## Instructions to follow
Each entry in the listing below should be restated word for word.

[START OF Source records]

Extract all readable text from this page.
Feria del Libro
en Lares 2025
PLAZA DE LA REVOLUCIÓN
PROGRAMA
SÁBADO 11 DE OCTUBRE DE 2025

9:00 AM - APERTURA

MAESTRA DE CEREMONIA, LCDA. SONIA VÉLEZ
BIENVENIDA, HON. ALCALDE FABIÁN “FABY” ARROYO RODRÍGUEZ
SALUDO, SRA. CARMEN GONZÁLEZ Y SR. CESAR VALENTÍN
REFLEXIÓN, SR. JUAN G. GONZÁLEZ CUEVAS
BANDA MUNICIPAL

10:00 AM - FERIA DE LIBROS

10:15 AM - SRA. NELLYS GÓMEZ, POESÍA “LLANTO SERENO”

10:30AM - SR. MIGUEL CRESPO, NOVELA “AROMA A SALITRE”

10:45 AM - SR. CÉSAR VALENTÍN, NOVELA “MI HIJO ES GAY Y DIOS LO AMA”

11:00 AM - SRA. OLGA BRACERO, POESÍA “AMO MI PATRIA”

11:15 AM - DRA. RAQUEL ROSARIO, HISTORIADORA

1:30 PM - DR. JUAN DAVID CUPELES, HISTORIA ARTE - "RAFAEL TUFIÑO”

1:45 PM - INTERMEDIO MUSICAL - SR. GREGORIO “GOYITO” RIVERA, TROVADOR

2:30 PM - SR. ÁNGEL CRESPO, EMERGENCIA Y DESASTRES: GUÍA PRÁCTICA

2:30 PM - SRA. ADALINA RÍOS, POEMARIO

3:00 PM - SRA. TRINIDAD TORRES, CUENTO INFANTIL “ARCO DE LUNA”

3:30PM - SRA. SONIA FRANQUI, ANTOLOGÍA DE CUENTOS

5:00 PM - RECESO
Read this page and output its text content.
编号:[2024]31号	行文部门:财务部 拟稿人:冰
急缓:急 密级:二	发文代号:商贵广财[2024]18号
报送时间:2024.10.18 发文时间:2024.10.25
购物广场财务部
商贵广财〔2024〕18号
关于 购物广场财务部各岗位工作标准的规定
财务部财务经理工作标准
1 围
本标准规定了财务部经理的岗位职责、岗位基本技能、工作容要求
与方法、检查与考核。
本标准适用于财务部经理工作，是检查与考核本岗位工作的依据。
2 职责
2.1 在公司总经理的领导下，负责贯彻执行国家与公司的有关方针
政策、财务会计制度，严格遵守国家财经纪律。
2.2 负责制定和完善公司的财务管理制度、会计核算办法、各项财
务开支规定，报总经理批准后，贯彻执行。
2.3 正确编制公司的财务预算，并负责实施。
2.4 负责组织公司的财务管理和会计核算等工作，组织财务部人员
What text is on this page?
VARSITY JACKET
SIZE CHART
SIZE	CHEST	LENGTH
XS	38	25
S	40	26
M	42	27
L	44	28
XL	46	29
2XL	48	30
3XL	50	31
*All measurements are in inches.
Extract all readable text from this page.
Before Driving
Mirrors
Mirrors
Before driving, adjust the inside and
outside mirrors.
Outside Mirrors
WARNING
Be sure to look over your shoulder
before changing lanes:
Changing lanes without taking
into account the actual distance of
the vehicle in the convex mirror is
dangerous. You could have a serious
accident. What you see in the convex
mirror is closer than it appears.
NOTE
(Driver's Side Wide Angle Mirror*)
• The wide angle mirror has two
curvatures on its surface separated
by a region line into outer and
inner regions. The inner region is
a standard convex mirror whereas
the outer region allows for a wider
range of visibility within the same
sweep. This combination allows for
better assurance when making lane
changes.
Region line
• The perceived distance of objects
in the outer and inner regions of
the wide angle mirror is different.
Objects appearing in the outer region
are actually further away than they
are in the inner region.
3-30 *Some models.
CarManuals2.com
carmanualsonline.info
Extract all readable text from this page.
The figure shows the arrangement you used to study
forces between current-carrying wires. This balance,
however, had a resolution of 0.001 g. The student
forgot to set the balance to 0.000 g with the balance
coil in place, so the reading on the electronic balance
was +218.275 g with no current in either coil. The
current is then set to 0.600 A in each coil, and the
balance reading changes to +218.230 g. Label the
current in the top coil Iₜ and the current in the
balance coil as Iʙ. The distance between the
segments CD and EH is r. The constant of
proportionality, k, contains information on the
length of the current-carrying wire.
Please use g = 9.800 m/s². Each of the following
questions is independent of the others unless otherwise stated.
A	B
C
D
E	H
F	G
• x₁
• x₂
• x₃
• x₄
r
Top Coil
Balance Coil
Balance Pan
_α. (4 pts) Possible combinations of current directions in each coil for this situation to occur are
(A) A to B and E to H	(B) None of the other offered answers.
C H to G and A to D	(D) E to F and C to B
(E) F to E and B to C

[END OF Source records]

## Exercise solution
Extract all readable text from this page.
Feria del Libro
en Lares 2025
PLAZA DE LA REVOLUCIÓN
PROGRAMA
SÁBADO 11 DE OCTUBRE DE 2025

9:00 AM - APERTURA

MAESTRA DE CEREMONIA, LCDA. SONIA VÉLEZ
BIENVENIDA, HON. ALCALDE FABIÁN “FABY” ARROYO RODRÍGUEZ
SALUDO, SRA. CARMEN GONZÁLEZ Y SR. CESAR VALENTÍN
REFLEXIÓN, SR. JUAN G. GONZÁLEZ CUEVAS
BANDA MUNICIPAL

10:00 AM - FERIA DE LIBROS

10:15 AM - SRA. NELLYS GÓMEZ, POESÍA “LLANTO SERENO”

10:30AM - SR. MIGUEL CRESPO, NOVELA “AROMA A SALITRE”

10:45 AM - SR. CÉSAR VALENTÍN, NOVELA “MI HIJO ES GAY Y DIOS LO AMA”

11:00 AM - SRA. OLGA BRACERO, POESÍA “AMO MI PATRIA”

11:15 AM - DRA. RAQUEL ROSARIO, HISTORIADORA

1:30 PM - DR. JUAN DAVID CUPELES, HISTORIA ARTE - "RAFAEL TUFIÑO”

1:45 PM - INTERMEDIO MUSICAL - SR. GREGORIO “GOYITO” RIVERA, TROVADOR

2:30 PM - SR. ÁNGEL CRESPO, EMERGENCIA Y DESASTRES: GUÍA PRÁCTICA

2:30 PM - SRA. ADALINA RÍOS, POEMARIO

3:00 PM - SRA. TRINIDAD TORRES, CUENTO INFANTIL “ARCO DE LUNA”

3:30PM - SRA. SONIA FRANQUI, ANTOLOGÍA DE CUENTOS

5:00 PM - RECESO
Read this page and output its text content.
编号:[2024]31号	行文部门:财务部 拟稿人:冰
急缓:急 密级:二	发文代号:商贵广财[2024]18号
报送时间:2024.10.18 发文时间:2024.10.25
购物广场财务部
商贵广财〔2024〕18号
关于 购物广场财务部各岗位工作标准的规定
财务部财务经理工作标准
1 围
本标准规定了财务部经理的岗位职责、岗位基本技能、工作容要求
与方法、检查与考核。
本标准适用于财务部经理工作，是检查与考核本岗位工作的依据。
2 职责
2.1 在公司总经理的领导下，负责贯彻执行国家与公司的有关方针
政策、财务会计制度，严格遵守国家财经纪律。
2.2 负责制定和完善公司的财务管理制度、会计核算办法、各项财
务开支规定，报总经理批准后，贯彻执行。
2.3 正确编制公司的财务预算，并负责实施。
2.4 负责组织公司的财务管理和会计核算等工作，组织财务部人员
What text is on this page?
VARSITY JACKET
SIZE CHART
SIZE	CHEST	LENGTH
XS	38	25
S	40	26
M	42	27
L	44	28
XL	46	29
2XL	48	30
3XL	50	31
*All measurements are in inches.
Extract all readable text from this page.
Before Driving
Mirrors
Mirrors
Before driving, adjust the inside and
outside mirrors.
Outside Mirrors
WARNING
Be sure to look over your shoulder
before changing lanes:
Changing lanes without taking
into account the actual distance of
the vehicle in the convex mirror is
dangerous. You could have a serious
accident. What you see in the convex
mirror is closer than it appears.
NOTE
(Driver's Side Wide Angle Mirror*)
• The wide angle mirror has two
curvatures on its surface separated
by a region line into outer and
inner regions. The inner region is
a standard convex mirror whereas
the outer region allows for a wider
range of visibility within the same
sweep. This combination allows for
better assurance when making lane
changes.
Region line
• The perceived distance of objects
in the outer and inner regions of
the wide angle mirror is different.
Objects appearing in the outer region
are actually further away than they
are in the inner region.
3-30 *Some models.
CarManuals2.com
carmanualsonline.info
Extract all readable text from this page.
The figure shows the arrangement you used to study
forces between current-carrying wires. This balance,
however, had a resolution of 0.001 g. The student
forgot to set the balance to 0.000 g with the balance
coil in place, so the reading on the electronic balance
was +218.275 g with no current in either coil. The
current is then set to 0.600 A in each coil, and the
balance reading changes to +218.230 g. Label the
current in the top coil Iₜ and the current in the
balance coil as Iʙ. The distance between the
segments CD and EH is r. The constant of
proportionality, k, contains information on the
length of the current-carrying wire.
Please use g = 9.800 m/s². Each of the following
questions is independent of the others unless otherwise stated.
A	B
C
D
E	H
F	G
• x₁
• x₂
• x₃
• x₄
r
Top Coil
Balance Coil
Balance Pan
_α. (4 pts) Possible combinations of current directions in each coil for this situation to occur are
(A) A to B and E to H	(B) None of the other offered answers.
C H to G and A to D	(D) E to F and C to B
(E) F to E and B to C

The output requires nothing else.